═══ Given information

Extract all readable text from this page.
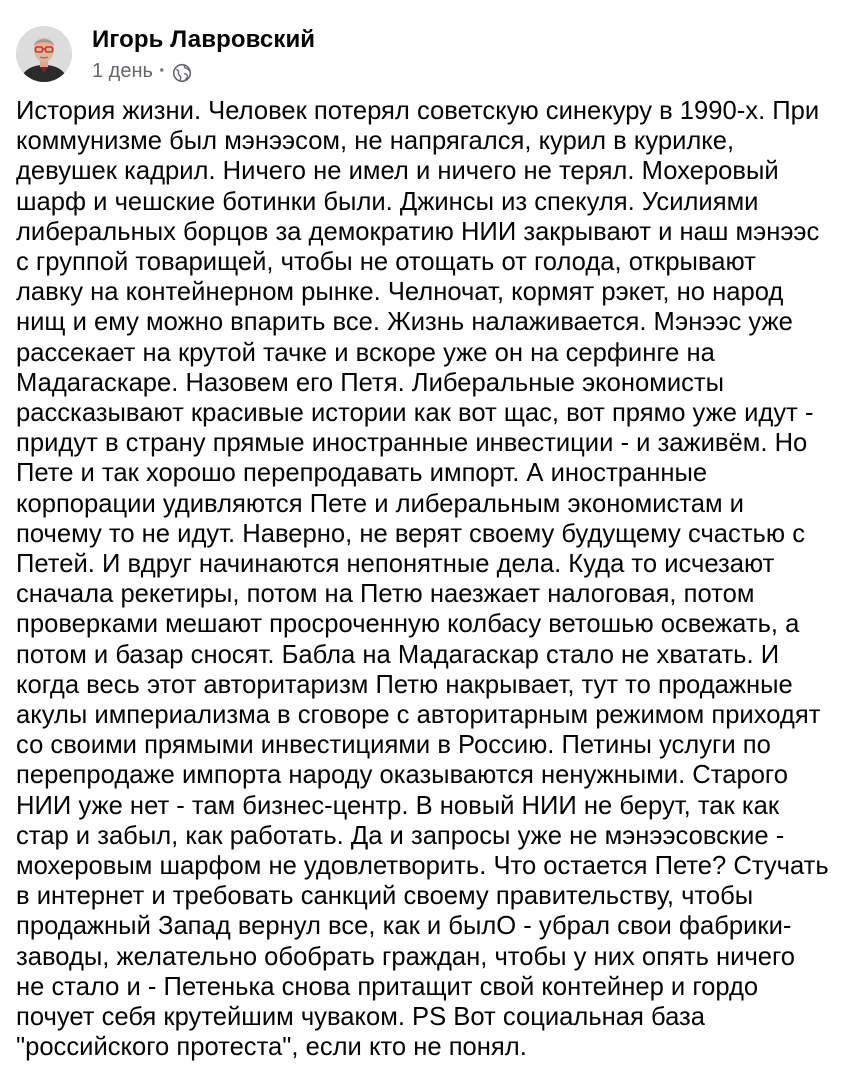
Игорь Лавровский
1 день ·
История жизни. Человек потерял советскую синекуру в 1990-х. При
коммунизме был мэнээсом, не напрягался, курил в курилке,
девушек кадрил. Ничего не имел и ничего не терял. Мохеровый
шарф и чешские ботинки были. Джинсы из спекуля. Усилиями
либеральных борцов за демократию НИИ закрывают и наш мэнээс
с группой товарищей, чтобы не отощать от голода, открывают
лавку на контейнерном рынке. Челночат, кормят рэкет, но народ
нищ и ему можно впарить все. Жизнь налаживается. Мэнээс уже
рассекает на крутой тачке и вскоре уже он на серфинге на
Мадагаскаре. Назовем его Петя. Либеральные экономисты
рассказывают красивые истории как вот щас, вот прямо уже идут -
придут в страну прямые иностранные инвестиции - и заживём. Но
Пете и так хорошо перепродавать импорт. А иностранные
корпорации удивляются Пете и либеральным экономистам и
почему то не идут. Наверно, не верят своему будущему счастью с
Петей. И вдруг начинаются непонятные дела. Куда то исчезают
сначала рекетиры, потом на Петю наезжает налоговая, потом
проверками мешают просроченную колбасу ветошью освежать, а
потом и базар сносят. Бабла на Мадагаскар стало не хватать. И
когда весь этот авторитаризм Петю накрывает, тут то продажные
акулы империализма в сговоре с авторитарным режимом приходят
со своими прямыми инвестициями в Россию. Петины услуги по
перепродаже импорта народу оказываются ненужными. Старого
НИИ уже нет - там бизнес-центр. В новый НИИ не берут, так как
стар и забыл, как работать. Да и запросы уже не мэнээсовские -
мохеровым шарфом не удовлетворить. Что остается Пете? Стучать
в интернет и требовать санкций своему правительству, чтобы
продажный Запад вернул все, как и былО - убрал свои фабрики-
заводы, желательно обобрать граждан, чтобы у них опять ничего
не стало и - Петенька снова притащит свой контейнер и гордо
почует себя крутейшим чуваком. PS Вот социальная база
"российского протеста", если кто не понял.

══════

(Exercise requirements) Show all lines from the listing above in which "потом" appears.

(Solution for this problem)
сначала рекетиры, потом на Петю наезжает налоговая, потом
потом и базар сносят. Бабла на Мадагаскар стало не хватать. И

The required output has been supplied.